Both these patrols were unsuccessful in coming up with any large body of the rebels, who dispersed and fled as the white men advanced. Thus, although some kraals were burnt and a good deal of grain taken and destroyed, no decisive engagement took place, and no heavy blow could be dealt at the ever-vanishing foe. Colonel Plumer’s column got back to their quarters on the Khami river on Wednesday, 24th June, whilst Captain Macfarlane’s men did not return to Bulawayo until Friday, 3rd July.

Before these patrols left, Colonel Beal, who it may be remembered had parted company with Colonel Napier at the Insiza river, reached Bulawayo and formed a laager about two miles out of town to the right of the main road to Salisbury. It had been arranged that on the morning after Captain Macfarlane got away with his men to the lower Umguza, another patrol was to leave town under the command of Colonel Spreckley for the purpose of establishing forts at Shiloh and Inyati, and to this patrol I had been attached with a few of my men, the majority of my troop being stationed at Fort Marquand.

====

**Things to do:**
A. List every military officer named in the account of the patrols, with the rank given for each.
B. Summarize the account of the patrols in two sentences.
The lines after this account come from a separate source and are unrelated to it.

====

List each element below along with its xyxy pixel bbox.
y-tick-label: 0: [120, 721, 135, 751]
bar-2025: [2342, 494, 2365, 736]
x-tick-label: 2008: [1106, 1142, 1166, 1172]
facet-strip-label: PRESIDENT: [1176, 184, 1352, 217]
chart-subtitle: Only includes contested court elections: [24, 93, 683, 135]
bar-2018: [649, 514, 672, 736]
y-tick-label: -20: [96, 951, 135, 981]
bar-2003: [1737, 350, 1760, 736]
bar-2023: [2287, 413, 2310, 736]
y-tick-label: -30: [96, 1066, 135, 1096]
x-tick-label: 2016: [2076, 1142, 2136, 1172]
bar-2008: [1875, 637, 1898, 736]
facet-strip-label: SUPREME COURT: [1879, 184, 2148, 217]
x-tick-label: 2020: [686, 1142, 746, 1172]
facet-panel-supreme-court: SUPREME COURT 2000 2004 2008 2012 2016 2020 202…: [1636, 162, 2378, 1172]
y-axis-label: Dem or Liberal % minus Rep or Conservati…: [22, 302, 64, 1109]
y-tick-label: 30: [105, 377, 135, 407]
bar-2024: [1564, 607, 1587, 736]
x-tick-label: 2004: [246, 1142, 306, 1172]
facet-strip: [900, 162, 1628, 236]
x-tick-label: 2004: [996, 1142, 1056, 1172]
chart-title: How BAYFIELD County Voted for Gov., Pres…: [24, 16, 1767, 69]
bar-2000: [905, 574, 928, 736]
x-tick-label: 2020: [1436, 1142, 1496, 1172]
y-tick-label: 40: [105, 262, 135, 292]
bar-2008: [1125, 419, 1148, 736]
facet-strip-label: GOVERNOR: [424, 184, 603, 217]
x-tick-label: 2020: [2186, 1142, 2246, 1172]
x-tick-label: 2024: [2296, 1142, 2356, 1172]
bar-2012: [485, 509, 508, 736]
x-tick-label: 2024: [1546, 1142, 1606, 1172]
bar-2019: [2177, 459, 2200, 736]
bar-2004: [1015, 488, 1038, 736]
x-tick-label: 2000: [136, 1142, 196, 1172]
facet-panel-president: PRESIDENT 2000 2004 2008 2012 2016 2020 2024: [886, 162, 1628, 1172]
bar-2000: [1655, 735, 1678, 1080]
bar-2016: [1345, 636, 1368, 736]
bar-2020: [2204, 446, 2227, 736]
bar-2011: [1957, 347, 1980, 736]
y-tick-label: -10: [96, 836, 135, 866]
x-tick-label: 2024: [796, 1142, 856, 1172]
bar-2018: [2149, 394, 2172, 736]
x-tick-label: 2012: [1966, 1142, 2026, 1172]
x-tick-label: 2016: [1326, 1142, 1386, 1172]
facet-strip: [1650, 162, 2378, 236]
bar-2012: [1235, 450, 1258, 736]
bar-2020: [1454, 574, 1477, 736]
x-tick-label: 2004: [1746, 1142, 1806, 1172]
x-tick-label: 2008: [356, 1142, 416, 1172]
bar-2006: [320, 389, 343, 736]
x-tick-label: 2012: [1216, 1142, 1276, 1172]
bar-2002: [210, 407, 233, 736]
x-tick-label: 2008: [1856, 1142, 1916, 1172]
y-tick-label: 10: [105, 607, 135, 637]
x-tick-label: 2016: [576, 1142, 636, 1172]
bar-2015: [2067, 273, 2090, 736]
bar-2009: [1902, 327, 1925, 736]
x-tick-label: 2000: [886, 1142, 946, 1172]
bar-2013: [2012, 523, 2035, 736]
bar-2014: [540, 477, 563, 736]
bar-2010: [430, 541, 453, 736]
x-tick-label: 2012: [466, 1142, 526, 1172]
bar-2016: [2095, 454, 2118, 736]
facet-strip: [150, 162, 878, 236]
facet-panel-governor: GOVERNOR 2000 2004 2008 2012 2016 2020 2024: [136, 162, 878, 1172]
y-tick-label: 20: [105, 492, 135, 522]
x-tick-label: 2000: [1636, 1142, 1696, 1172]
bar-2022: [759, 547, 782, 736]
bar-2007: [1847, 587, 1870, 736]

====

**Task answers:**
A.
Colonel Plumer
Captain Macfarlane
Colonel Beal
Colonel Napier
Colonel Spreckley

B. The patrols under Colonel Plumer and Captain Macfarlane burnt some kraals and destroyed grain, but they never brought the dispersing rebels to a decisive engagement, and the two columns returned on 24th June and 3rd July. Before they left, Colonel Beal reached Bulawayo and formed a laager near the town, and a further patrol under Colonel Spreckley was arranged to establish forts at Shiloh and Inyati, with the narrator attached to it.